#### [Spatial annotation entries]

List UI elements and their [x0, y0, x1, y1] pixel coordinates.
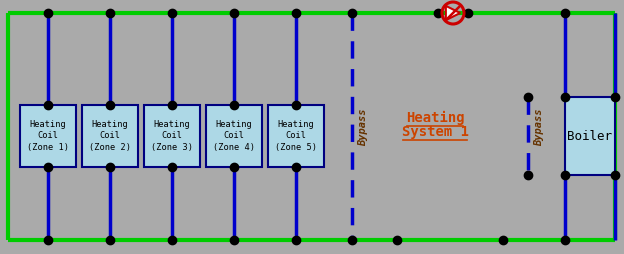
Text: Heating
Coil
(Zone 2): Heating Coil (Zone 2) [89, 120, 131, 152]
Text: Heating
Coil
(Zone 5): Heating Coil (Zone 5) [275, 120, 317, 152]
FancyBboxPatch shape [144, 105, 200, 167]
Text: Heating
Coil
(Zone 1): Heating Coil (Zone 1) [27, 120, 69, 152]
FancyBboxPatch shape [20, 105, 76, 167]
Text: Heating
Coil
(Zone 4): Heating Coil (Zone 4) [213, 120, 255, 152]
Text: Bypass: Bypass [534, 108, 544, 146]
Polygon shape [446, 6, 460, 20]
Text: Heating
Coil
(Zone 3): Heating Coil (Zone 3) [151, 120, 193, 152]
Text: Bypass: Bypass [358, 108, 368, 146]
FancyBboxPatch shape [565, 97, 615, 175]
Text: Heating: Heating [406, 111, 464, 125]
Text: System 1: System 1 [401, 125, 469, 139]
FancyBboxPatch shape [82, 105, 138, 167]
Text: Boiler: Boiler [567, 130, 613, 142]
FancyBboxPatch shape [268, 105, 324, 167]
FancyBboxPatch shape [206, 105, 262, 167]
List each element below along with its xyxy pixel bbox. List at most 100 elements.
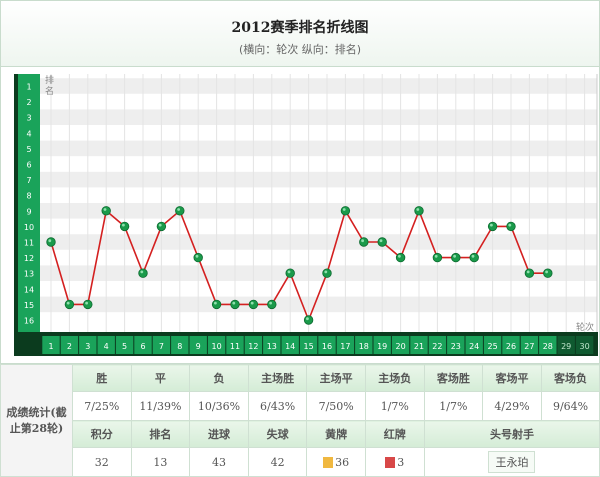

#### [INSTRUCTION]
Could you transcribe each of the records above word for word, leaving out the pictures?

#### [RIGHT ANSWER]
List UI elements and their [x0, y0, x1, y1] pixel coordinates.
Text: Heating
Coil
(Zone 2): Heating Coil (Zone 2) [89, 120, 131, 152]
Text: Heating
Coil
(Zone 5): Heating Coil (Zone 5) [275, 120, 317, 152]
FancyBboxPatch shape [144, 105, 200, 167]
Text: Heating
Coil
(Zone 1): Heating Coil (Zone 1) [27, 120, 69, 152]
FancyBboxPatch shape [20, 105, 76, 167]
Text: Heating
Coil
(Zone 4): Heating Coil (Zone 4) [213, 120, 255, 152]
Text: Bypass: Bypass [534, 108, 544, 146]
Polygon shape [446, 6, 460, 20]
Text: Heating
Coil
(Zone 3): Heating Coil (Zone 3) [151, 120, 193, 152]
Text: Bypass: Bypass [358, 108, 368, 146]
FancyBboxPatch shape [565, 97, 615, 175]
Text: Heating: Heating [406, 111, 464, 125]
Text: System 1: System 1 [401, 125, 469, 139]
FancyBboxPatch shape [82, 105, 138, 167]
Text: Boiler: Boiler [567, 130, 613, 142]
FancyBboxPatch shape [268, 105, 324, 167]
FancyBboxPatch shape [206, 105, 262, 167]
List each element below along with its xyxy pixel bbox. List at most 100 elements.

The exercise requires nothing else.